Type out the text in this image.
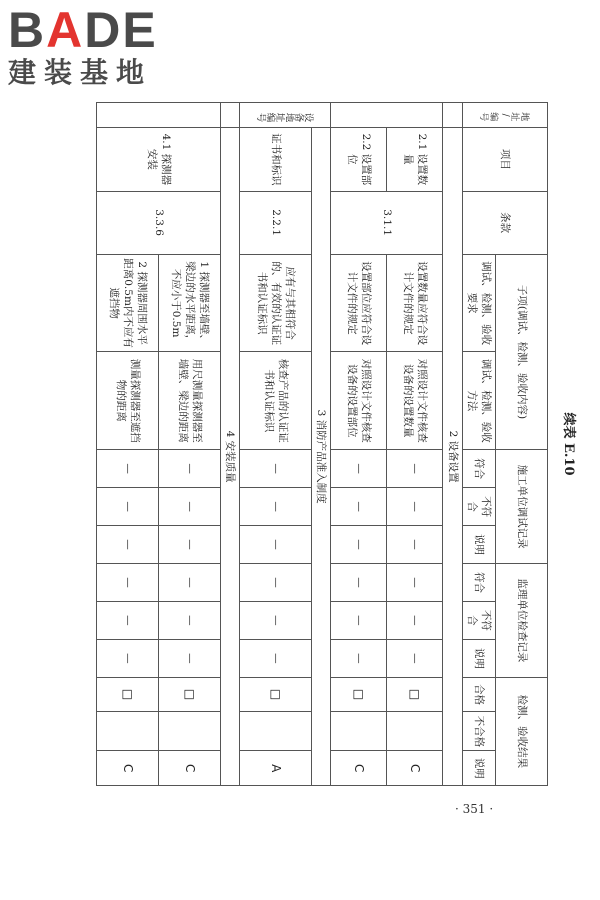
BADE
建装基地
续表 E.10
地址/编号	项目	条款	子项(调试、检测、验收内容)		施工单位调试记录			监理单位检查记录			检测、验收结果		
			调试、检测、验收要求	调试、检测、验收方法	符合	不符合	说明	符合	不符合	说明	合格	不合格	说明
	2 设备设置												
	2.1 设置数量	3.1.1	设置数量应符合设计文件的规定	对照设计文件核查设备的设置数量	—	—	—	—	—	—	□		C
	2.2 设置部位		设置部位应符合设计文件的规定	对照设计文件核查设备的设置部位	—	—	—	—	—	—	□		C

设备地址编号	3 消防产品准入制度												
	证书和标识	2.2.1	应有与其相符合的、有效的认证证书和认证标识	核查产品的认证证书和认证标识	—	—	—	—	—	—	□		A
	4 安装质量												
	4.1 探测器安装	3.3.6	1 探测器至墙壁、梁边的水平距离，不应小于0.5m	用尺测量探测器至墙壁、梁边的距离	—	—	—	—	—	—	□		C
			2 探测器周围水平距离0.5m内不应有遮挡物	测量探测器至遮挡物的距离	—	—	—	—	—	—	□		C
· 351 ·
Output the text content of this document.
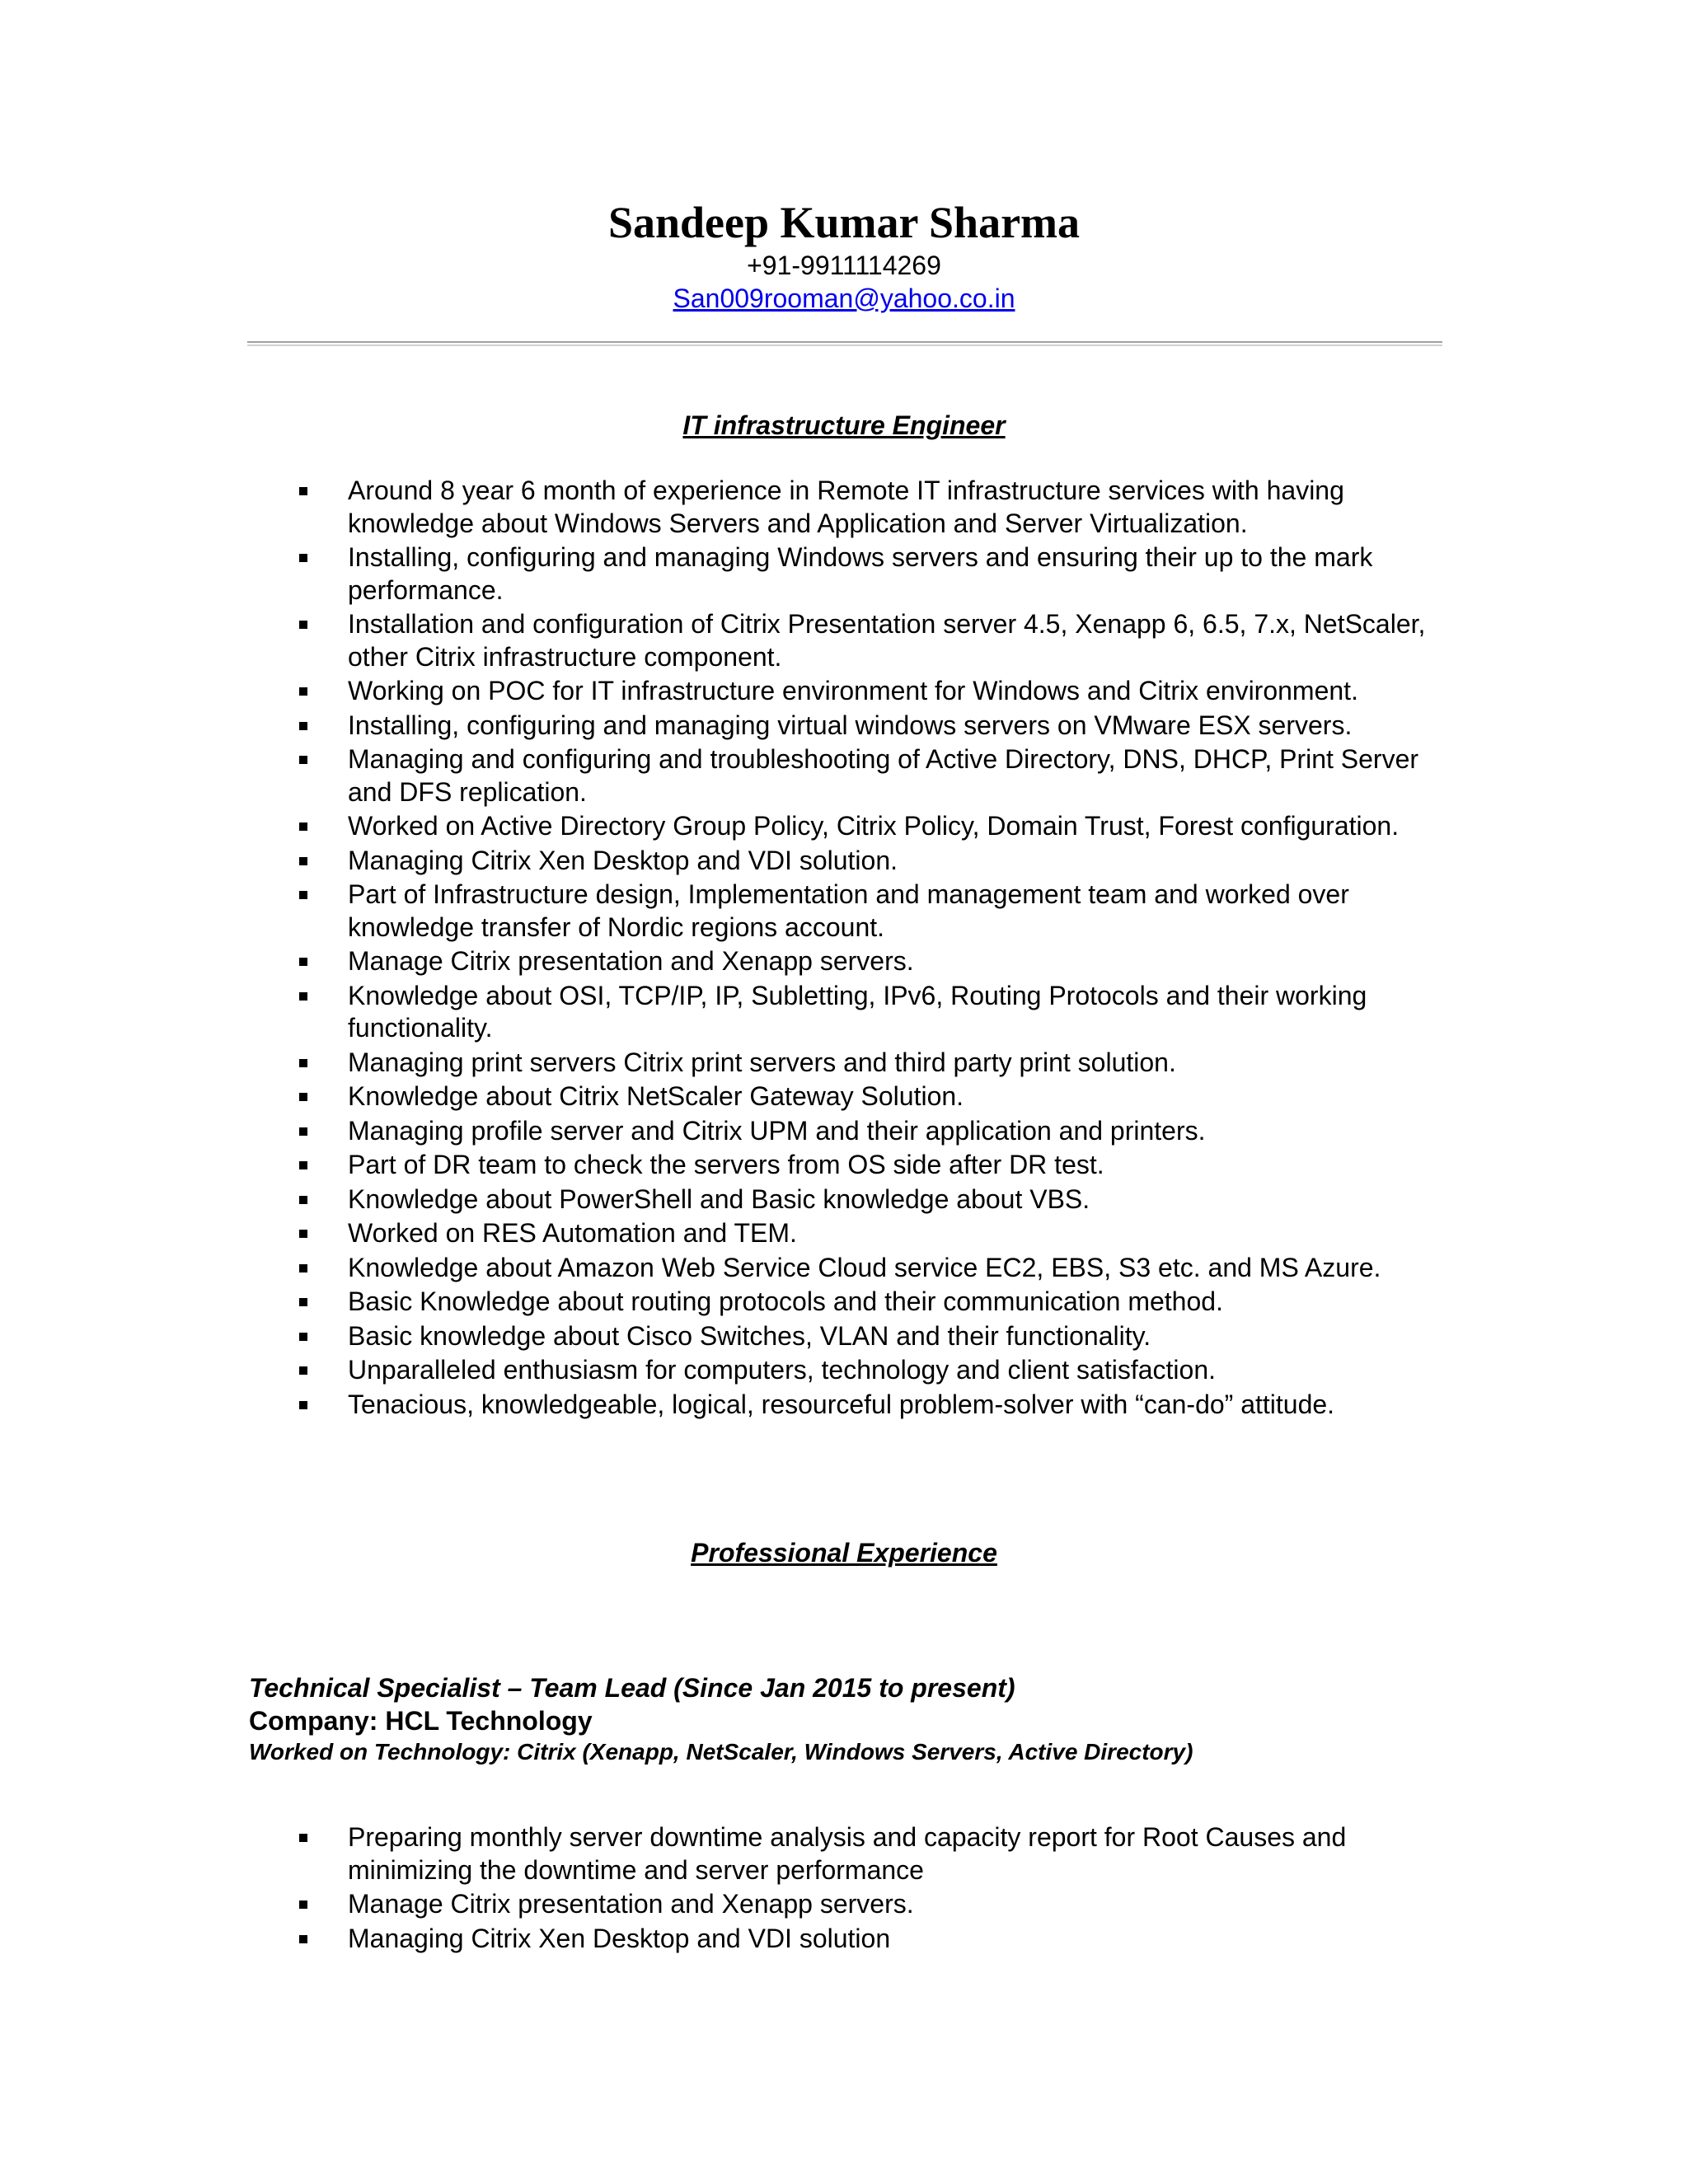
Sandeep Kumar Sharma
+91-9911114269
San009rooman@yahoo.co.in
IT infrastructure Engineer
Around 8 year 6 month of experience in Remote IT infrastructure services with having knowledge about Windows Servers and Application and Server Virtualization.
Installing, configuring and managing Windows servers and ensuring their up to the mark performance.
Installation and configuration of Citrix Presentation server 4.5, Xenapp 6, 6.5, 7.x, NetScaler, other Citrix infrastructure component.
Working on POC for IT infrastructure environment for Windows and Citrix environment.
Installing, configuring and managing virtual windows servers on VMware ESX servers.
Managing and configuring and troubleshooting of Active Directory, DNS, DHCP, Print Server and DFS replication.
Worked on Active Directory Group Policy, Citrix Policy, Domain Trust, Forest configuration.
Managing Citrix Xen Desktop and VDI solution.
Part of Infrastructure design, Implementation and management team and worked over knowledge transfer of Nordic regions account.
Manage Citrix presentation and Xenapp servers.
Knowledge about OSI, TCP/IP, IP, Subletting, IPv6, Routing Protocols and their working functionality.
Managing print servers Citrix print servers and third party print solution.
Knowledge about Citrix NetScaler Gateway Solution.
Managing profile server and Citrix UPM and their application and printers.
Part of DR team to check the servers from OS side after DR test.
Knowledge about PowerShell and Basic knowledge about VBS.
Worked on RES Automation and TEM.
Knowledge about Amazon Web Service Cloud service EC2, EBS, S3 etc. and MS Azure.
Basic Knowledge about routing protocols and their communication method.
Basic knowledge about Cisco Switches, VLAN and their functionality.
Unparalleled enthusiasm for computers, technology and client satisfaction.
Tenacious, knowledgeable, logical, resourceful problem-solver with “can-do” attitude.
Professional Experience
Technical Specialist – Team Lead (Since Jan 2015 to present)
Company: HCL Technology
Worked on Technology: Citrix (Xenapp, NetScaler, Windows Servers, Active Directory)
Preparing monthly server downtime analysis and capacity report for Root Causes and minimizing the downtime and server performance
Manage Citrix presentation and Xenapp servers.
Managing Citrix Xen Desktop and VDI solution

-=-=-=-=-

**Problem to work on**
Write out every record above exactly as it stands, but leave out the pictures.

**Answer to this problem**
Type out the text in this image.
BADE
建装基地
续表 E.10
地址/编号	项目	条款	子项(调试、检测、验收内容)		施工单位调试记录			监理单位检查记录			检测、验收结果		
			调试、检测、验收要求	调试、检测、验收方法	符合	不符合	说明	符合	不符合	说明	合格	不合格	说明
	2 设备设置												
	2.1 设置数量	3.1.1	设置数量应符合设计文件的规定	对照设计文件核查设备的设置数量	—	—	—	—	—	—	□		C
	2.2 设置部位		设置部位应符合设计文件的规定	对照设计文件核查设备的设置部位	—	—	—	—	—	—	□		C

设备地址编号	3 消防产品准入制度												
	证书和标识	2.2.1	应有与其相符合的、有效的认证证书和认证标识	核查产品的认证证书和认证标识	—	—	—	—	—	—	□		A
	4 安装质量												
	4.1 探测器安装	3.3.6	1 探测器至墙壁、梁边的水平距离，不应小于0.5m	用尺测量探测器至墙壁、梁边的距离	—	—	—	—	—	—	□		C
			2 探测器周围水平距离0.5m内不应有遮挡物	测量探测器至遮挡物的距离	—	—	—	—	—	—	□		C
· 351 ·
Output the text content of this document.
Sandeep Kumar Sharma
+91-9911114269
San009rooman@yahoo.co.in
IT infrastructure Engineer
Around 8 year 6 month of experience in Remote IT infrastructure services with having knowledge about Windows Servers and Application and Server Virtualization.
Installing, configuring and managing Windows servers and ensuring their up to the mark performance.
Installation and configuration of Citrix Presentation server 4.5, Xenapp 6, 6.5, 7.x, NetScaler, other Citrix infrastructure component.
Working on POC for IT infrastructure environment for Windows and Citrix environment.
Installing, configuring and managing virtual windows servers on VMware ESX servers.
Managing and configuring and troubleshooting of Active Directory, DNS, DHCP, Print Server and DFS replication.
Worked on Active Directory Group Policy, Citrix Policy, Domain Trust, Forest configuration.
Managing Citrix Xen Desktop and VDI solution.
Part of Infrastructure design, Implementation and management team and worked over knowledge transfer of Nordic regions account.
Manage Citrix presentation and Xenapp servers.
Knowledge about OSI, TCP/IP, IP, Subletting, IPv6, Routing Protocols and their working functionality.
Managing print servers Citrix print servers and third party print solution.
Knowledge about Citrix NetScaler Gateway Solution.
Managing profile server and Citrix UPM and their application and printers.
Part of DR team to check the servers from OS side after DR test.
Knowledge about PowerShell and Basic knowledge about VBS.
Worked on RES Automation and TEM.
Knowledge about Amazon Web Service Cloud service EC2, EBS, S3 etc. and MS Azure.
Basic Knowledge about routing protocols and their communication method.
Basic knowledge about Cisco Switches, VLAN and their functionality.
Unparalleled enthusiasm for computers, technology and client satisfaction.
Tenacious, knowledgeable, logical, resourceful problem-solver with “can-do” attitude.
Professional Experience
Technical Specialist – Team Lead (Since Jan 2015 to present)
Company: HCL Technology
Worked on Technology: Citrix (Xenapp, NetScaler, Windows Servers, Active Directory)
Preparing monthly server downtime analysis and capacity report for Root Causes and minimizing the downtime and server performance
Manage Citrix presentation and Xenapp servers.
Managing Citrix Xen Desktop and VDI solution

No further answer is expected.